Give the material once more, word for word, without any images.

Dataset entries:

- - - - -

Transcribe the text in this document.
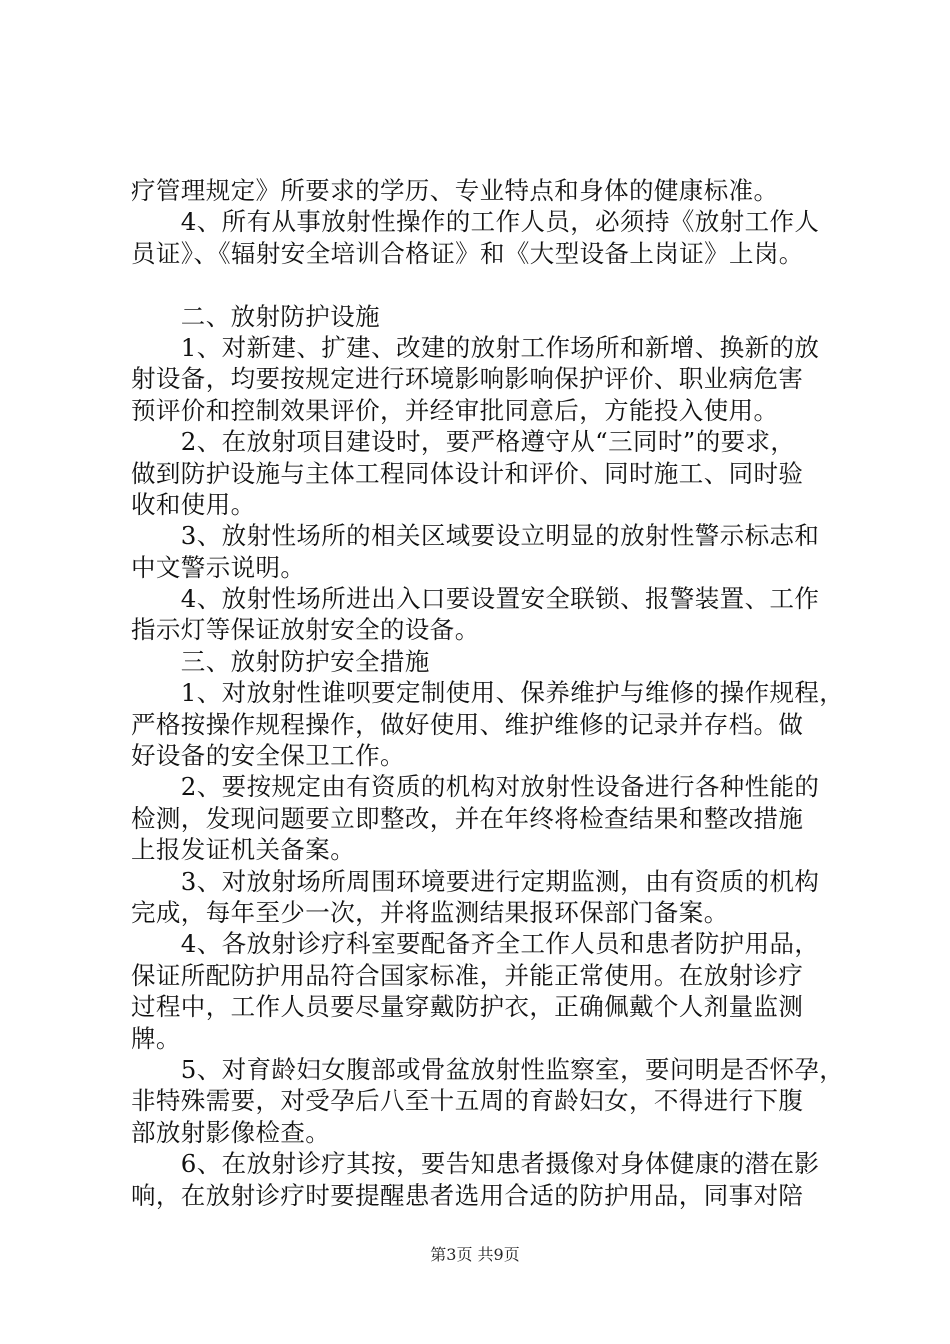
疗管理规定》所要求的学历、专业特点和身体的健康标准。
　　4、所有从事放射性操作的工作人员，必须持《放射工作人
员证》、《辐射安全培训合格证》和《大型设备上岗证》上岗。
　　二、放射防护设施
　　1、对新建、扩建、改建的放射工作场所和新增、换新的放
射设备，均要按规定进行环境影响影响保护评价、职业病危害
预评价和控制效果评价，并经审批同意后，方能投入使用。
　　2、在放射项目建设时，要严格遵守从“三同时”的要求，
做到防护设施与主体工程同体设计和评价、同时施工、同时验
收和使用。
　　3、放射性场所的相关区域要设立明显的放射性警示标志和
中文警示说明。
　　4、放射性场所进出入口要设置安全联锁、报警装置、工作
指示灯等保证放射安全的设备。
　　三、放射防护安全措施
　　1、对放射性谁呗要定制使用、保养维护与维修的操作规程，
严格按操作规程操作，做好使用、维护维修的记录并存档。做
好设备的安全保卫工作。
　　2、要按规定由有资质的机构对放射性设备进行各种性能的
检测，发现问题要立即整改，并在年终将检查结果和整改措施
上报发证机关备案。
　　3、对放射场所周围环境要进行定期监测，由有资质的机构
完成，每年至少一次，并将监测结果报环保部门备案。
　　4、各放射诊疗科室要配备齐全工作人员和患者防护用品，
保证所配防护用品符合国家标准，并能正常使用。在放射诊疗
过程中，工作人员要尽量穿戴防护衣，正确佩戴个人剂量监测
牌。
　　5、对育龄妇女腹部或骨盆放射性监察室，要问明是否怀孕，
非特殊需要，对受孕后八至十五周的育龄妇女，不得进行下腹
部放射影像检查。
　　6、在放射诊疗其按，要告知患者摄像对身体健康的潜在影
响，在放射诊疗时要提醒患者选用合适的防护用品，同事对陪
第3页 共9页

- - - - -

THE RESULT:
Transcribe the text in this document.
疗管理规定》所要求的学历、专业特点和身体的健康标准。
　　4、所有从事放射性操作的工作人员，必须持《放射工作人
员证》、《辐射安全培训合格证》和《大型设备上岗证》上岗。
　　二、放射防护设施
　　1、对新建、扩建、改建的放射工作场所和新增、换新的放
射设备，均要按规定进行环境影响影响保护评价、职业病危害
预评价和控制效果评价，并经审批同意后，方能投入使用。
　　2、在放射项目建设时，要严格遵守从“三同时”的要求，
做到防护设施与主体工程同体设计和评价、同时施工、同时验
收和使用。
　　3、放射性场所的相关区域要设立明显的放射性警示标志和
中文警示说明。
　　4、放射性场所进出入口要设置安全联锁、报警装置、工作
指示灯等保证放射安全的设备。
　　三、放射防护安全措施
　　1、对放射性谁呗要定制使用、保养维护与维修的操作规程，
严格按操作规程操作，做好使用、维护维修的记录并存档。做
好设备的安全保卫工作。
　　2、要按规定由有资质的机构对放射性设备进行各种性能的
检测，发现问题要立即整改，并在年终将检查结果和整改措施
上报发证机关备案。
　　3、对放射场所周围环境要进行定期监测，由有资质的机构
完成，每年至少一次，并将监测结果报环保部门备案。
　　4、各放射诊疗科室要配备齐全工作人员和患者防护用品，
保证所配防护用品符合国家标准，并能正常使用。在放射诊疗
过程中，工作人员要尽量穿戴防护衣，正确佩戴个人剂量监测
牌。
　　5、对育龄妇女腹部或骨盆放射性监察室，要问明是否怀孕，
非特殊需要，对受孕后八至十五周的育龄妇女，不得进行下腹
部放射影像检查。
　　6、在放射诊疗其按，要告知患者摄像对身体健康的潜在影
响，在放射诊疗时要提醒患者选用合适的防护用品，同事对陪
第3页 共9页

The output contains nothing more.